[Data records]

= = =

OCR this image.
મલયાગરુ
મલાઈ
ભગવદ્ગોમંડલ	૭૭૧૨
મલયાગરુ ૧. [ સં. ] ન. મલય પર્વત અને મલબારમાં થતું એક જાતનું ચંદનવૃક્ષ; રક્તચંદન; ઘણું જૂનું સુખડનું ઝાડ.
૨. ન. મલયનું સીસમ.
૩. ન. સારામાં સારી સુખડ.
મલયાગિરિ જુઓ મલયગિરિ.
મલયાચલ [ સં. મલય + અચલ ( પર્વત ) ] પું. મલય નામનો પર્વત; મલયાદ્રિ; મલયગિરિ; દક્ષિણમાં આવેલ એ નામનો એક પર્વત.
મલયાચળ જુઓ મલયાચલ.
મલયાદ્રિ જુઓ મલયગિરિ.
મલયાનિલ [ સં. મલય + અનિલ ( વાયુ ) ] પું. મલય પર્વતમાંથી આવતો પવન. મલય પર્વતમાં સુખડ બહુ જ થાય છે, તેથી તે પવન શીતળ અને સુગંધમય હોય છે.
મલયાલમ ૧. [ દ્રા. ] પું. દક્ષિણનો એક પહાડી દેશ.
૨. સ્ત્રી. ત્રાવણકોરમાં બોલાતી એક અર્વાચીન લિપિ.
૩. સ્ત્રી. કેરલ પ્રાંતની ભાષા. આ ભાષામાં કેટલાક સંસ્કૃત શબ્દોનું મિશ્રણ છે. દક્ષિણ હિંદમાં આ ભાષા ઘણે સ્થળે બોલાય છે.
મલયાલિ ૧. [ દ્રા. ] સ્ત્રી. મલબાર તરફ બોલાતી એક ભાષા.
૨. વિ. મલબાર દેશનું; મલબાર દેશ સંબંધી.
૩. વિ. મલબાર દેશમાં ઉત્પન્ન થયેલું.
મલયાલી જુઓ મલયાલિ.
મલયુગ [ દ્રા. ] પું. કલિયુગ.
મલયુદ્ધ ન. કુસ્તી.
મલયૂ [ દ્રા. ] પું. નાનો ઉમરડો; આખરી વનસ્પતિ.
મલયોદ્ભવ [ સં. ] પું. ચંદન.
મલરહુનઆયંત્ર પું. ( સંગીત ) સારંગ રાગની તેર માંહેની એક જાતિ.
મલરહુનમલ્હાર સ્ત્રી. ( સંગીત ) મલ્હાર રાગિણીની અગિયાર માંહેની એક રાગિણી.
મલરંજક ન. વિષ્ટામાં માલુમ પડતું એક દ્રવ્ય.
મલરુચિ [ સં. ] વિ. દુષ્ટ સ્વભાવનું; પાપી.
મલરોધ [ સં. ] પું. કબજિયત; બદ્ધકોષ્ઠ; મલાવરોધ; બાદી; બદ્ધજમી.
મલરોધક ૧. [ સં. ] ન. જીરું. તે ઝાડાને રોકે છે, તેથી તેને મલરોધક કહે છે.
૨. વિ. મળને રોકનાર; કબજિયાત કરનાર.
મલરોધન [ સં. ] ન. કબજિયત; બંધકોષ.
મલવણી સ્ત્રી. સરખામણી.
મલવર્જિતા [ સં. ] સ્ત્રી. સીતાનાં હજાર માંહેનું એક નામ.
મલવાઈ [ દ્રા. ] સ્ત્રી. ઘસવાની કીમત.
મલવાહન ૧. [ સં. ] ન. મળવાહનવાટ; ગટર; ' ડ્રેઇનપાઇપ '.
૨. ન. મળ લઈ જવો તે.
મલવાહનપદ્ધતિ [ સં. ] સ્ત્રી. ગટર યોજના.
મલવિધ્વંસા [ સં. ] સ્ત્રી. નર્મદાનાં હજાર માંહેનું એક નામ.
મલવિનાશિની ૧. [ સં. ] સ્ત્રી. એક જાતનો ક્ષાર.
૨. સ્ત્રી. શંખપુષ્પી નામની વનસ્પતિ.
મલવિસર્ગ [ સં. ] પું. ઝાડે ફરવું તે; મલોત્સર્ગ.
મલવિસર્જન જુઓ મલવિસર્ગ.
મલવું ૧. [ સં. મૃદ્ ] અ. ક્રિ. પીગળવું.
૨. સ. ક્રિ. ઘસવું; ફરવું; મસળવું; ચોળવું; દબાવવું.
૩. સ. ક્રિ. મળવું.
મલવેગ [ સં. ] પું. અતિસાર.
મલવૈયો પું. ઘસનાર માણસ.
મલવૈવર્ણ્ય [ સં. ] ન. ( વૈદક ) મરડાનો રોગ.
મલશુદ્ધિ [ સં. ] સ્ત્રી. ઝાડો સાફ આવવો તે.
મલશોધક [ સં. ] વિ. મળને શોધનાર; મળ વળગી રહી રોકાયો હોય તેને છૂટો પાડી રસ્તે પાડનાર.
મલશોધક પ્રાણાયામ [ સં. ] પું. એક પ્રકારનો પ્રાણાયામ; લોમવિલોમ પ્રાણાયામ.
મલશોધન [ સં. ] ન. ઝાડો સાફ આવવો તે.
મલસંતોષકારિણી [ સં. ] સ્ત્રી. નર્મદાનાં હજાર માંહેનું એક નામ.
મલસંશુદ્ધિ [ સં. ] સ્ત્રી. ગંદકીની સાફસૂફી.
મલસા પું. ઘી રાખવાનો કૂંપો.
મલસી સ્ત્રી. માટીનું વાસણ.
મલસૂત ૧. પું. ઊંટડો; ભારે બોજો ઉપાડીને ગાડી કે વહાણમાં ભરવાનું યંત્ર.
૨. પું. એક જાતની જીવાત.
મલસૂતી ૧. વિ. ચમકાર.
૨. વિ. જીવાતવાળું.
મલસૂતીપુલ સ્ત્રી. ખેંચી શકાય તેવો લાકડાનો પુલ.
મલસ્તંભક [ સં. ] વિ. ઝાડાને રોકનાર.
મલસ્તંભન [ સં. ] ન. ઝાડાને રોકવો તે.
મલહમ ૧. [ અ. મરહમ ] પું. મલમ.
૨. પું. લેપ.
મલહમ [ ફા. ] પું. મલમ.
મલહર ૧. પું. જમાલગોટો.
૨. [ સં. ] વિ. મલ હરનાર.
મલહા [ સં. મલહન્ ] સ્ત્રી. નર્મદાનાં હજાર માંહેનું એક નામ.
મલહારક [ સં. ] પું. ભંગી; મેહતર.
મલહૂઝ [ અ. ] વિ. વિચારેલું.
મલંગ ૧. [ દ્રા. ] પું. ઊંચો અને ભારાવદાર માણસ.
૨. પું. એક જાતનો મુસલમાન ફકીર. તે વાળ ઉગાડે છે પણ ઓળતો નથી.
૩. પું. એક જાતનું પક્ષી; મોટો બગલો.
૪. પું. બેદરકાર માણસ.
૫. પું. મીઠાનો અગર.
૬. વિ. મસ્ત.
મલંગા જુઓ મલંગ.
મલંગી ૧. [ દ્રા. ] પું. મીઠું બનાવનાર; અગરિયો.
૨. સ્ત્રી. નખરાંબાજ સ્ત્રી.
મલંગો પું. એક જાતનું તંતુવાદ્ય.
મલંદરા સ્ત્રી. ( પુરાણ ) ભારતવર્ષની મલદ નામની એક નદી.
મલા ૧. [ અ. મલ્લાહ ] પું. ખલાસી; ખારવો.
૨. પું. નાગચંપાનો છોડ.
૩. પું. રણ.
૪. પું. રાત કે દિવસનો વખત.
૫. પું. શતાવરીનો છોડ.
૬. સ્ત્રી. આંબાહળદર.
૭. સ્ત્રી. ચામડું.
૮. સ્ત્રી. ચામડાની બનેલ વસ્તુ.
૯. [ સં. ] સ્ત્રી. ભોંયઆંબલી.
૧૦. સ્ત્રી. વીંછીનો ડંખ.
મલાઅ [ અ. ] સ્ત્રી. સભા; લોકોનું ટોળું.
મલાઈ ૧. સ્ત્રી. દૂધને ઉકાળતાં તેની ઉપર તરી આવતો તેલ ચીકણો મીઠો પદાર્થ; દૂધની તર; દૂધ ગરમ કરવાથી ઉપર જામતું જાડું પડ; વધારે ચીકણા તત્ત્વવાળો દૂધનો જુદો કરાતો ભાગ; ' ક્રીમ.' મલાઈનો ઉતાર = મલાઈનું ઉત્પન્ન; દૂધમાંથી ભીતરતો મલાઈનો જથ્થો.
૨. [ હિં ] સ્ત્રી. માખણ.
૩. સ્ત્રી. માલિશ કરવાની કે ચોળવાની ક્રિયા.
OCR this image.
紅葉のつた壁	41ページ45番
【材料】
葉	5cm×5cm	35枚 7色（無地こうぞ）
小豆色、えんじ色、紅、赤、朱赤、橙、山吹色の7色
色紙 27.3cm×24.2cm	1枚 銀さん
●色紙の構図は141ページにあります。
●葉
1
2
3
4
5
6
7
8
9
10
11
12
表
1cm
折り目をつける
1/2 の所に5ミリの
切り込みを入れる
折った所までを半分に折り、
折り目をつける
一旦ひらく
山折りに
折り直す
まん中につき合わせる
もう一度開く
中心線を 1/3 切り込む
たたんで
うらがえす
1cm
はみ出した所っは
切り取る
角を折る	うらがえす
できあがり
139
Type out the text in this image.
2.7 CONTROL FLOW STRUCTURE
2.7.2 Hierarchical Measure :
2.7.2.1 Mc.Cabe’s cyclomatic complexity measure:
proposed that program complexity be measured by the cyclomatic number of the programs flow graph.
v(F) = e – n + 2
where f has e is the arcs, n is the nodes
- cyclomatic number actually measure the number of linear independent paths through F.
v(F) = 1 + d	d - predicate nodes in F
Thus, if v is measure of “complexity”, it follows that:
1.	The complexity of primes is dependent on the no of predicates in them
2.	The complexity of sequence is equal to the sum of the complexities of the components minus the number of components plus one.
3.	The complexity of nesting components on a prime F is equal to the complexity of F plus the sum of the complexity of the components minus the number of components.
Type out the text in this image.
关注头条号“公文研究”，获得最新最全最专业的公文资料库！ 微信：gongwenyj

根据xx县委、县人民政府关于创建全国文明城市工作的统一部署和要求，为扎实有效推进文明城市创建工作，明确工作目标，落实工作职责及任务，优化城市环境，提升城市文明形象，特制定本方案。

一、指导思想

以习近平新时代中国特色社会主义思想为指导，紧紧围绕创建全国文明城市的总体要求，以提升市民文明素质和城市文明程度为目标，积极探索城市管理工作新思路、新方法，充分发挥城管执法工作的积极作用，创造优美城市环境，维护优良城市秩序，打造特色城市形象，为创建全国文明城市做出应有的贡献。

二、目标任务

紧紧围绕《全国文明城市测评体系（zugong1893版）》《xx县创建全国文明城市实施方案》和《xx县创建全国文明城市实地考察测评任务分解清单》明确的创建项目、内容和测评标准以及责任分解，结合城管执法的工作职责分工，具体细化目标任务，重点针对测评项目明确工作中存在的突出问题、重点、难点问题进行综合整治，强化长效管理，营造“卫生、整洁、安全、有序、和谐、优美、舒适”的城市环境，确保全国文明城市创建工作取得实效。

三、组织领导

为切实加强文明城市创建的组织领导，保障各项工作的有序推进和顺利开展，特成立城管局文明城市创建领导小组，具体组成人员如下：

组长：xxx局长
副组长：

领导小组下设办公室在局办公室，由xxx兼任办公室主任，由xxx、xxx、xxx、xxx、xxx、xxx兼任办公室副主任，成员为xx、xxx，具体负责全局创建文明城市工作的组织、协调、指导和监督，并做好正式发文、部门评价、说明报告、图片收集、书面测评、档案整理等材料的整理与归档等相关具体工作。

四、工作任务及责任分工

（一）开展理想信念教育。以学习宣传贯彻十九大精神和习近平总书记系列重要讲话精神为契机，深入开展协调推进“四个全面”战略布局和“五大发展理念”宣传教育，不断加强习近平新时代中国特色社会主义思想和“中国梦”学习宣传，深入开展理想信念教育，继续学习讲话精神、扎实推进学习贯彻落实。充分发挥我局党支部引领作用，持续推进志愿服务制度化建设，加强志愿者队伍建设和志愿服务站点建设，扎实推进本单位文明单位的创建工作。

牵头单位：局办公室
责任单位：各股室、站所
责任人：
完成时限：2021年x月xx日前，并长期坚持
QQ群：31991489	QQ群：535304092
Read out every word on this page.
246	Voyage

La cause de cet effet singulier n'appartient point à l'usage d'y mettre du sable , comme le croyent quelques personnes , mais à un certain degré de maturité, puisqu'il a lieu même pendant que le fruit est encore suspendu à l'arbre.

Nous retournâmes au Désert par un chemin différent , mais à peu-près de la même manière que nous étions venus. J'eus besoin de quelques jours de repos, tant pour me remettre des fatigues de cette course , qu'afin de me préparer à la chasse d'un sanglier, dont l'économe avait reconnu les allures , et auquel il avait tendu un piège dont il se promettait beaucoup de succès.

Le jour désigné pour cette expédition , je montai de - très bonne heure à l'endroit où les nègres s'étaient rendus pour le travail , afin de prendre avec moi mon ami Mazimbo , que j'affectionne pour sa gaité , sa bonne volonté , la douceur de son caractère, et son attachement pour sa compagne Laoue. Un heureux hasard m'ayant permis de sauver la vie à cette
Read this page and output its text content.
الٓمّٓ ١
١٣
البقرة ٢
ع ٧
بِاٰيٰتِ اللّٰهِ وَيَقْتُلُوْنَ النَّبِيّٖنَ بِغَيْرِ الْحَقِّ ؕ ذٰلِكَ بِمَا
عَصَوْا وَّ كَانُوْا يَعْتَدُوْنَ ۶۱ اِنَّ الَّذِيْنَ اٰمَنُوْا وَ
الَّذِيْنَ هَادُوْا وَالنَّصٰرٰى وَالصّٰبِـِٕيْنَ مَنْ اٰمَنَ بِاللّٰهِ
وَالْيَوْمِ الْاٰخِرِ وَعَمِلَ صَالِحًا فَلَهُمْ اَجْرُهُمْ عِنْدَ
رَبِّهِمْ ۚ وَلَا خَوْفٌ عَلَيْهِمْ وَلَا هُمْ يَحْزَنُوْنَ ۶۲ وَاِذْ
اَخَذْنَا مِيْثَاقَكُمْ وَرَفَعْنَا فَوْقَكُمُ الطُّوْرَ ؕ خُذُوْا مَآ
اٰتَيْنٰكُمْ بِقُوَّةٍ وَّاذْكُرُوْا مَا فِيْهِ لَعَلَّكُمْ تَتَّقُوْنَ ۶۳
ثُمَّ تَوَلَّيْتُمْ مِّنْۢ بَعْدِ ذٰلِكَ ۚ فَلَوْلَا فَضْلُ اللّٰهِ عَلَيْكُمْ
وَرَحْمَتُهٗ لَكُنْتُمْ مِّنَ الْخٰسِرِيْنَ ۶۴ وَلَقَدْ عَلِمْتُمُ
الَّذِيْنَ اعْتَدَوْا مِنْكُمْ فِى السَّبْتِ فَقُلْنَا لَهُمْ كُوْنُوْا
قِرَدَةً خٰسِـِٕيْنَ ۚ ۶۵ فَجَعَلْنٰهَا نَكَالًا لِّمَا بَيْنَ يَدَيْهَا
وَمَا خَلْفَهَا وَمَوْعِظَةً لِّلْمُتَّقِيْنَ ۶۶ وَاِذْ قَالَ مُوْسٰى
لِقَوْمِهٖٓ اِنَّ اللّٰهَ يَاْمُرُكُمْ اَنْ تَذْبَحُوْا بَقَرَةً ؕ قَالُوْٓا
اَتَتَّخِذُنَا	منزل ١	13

= = =

Copy every line of the listing that includes the string "même".

RESPONSE TO THE TASK:
La cause de cet effet singulier n'appartient point à l'usage d'y mettre du sable , comme le croyent quelques personnes , mais à un certain degré de maturité, puisqu'il a lieu même pendant que le fruit est encore suspendu à l'arbre.
Nous retournâmes au Désert par un chemin différent , mais à peu-près de la même manière que nous étions venus. J'eus besoin de quelques jours de repos, tant pour me remettre des fatigues de cette course , qu'afin de me préparer à la chasse d'un sanglier, dont l'économe avait reconnu les allures , et auquel il avait tendu un piège dont il se promettait beaucoup de succès.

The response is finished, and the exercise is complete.